Saved data entries:

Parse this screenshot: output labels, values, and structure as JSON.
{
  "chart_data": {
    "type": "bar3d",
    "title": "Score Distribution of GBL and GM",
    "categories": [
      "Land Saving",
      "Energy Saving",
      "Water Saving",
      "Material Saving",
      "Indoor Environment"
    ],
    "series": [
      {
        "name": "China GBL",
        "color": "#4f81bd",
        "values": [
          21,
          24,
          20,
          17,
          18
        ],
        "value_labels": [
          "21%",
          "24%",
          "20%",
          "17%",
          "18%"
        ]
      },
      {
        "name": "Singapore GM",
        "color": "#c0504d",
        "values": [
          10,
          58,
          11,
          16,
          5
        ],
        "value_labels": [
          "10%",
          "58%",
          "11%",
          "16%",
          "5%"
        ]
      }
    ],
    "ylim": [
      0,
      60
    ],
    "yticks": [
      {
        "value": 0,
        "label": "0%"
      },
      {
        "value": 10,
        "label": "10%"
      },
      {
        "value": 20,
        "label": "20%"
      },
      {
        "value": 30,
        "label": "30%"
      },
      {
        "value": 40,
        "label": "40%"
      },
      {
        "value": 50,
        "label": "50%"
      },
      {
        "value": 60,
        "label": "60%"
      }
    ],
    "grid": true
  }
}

§ TO BE DONE
Give an exact repetition of all the material.

§ RESULT OF THE EXERCISE
Parse this screenshot: output labels, values, and structure as JSON.
{
  "chart_data": {
    "type": "bar3d",
    "title": "Score Distribution of GBL and GM",
    "categories": [
      "Land Saving",
      "Energy Saving",
      "Water Saving",
      "Material Saving",
      "Indoor Environment"
    ],
    "series": [
      {
        "name": "China GBL",
        "color": "#4f81bd",
        "values": [
          21,
          24,
          20,
          17,
          18
        ],
        "value_labels": [
          "21%",
          "24%",
          "20%",
          "17%",
          "18%"
        ]
      },
      {
        "name": "Singapore GM",
        "color": "#c0504d",
        "values": [
          10,
          58,
          11,
          16,
          5
        ],
        "value_labels": [
          "10%",
          "58%",
          "11%",
          "16%",
          "5%"
        ]
      }
    ],
    "ylim": [
      0,
      60
    ],
    "yticks": [
      {
        "value": 0,
        "label": "0%"
      },
      {
        "value": 10,
        "label": "10%"
      },
      {
        "value": 20,
        "label": "20%"
      },
      {
        "value": 30,
        "label": "30%"
      },
      {
        "value": 40,
        "label": "40%"
      },
      {
        "value": 50,
        "label": "50%"
      },
      {
        "value": 60,
        "label": "60%"
      }
    ],
    "grid": true
  }
}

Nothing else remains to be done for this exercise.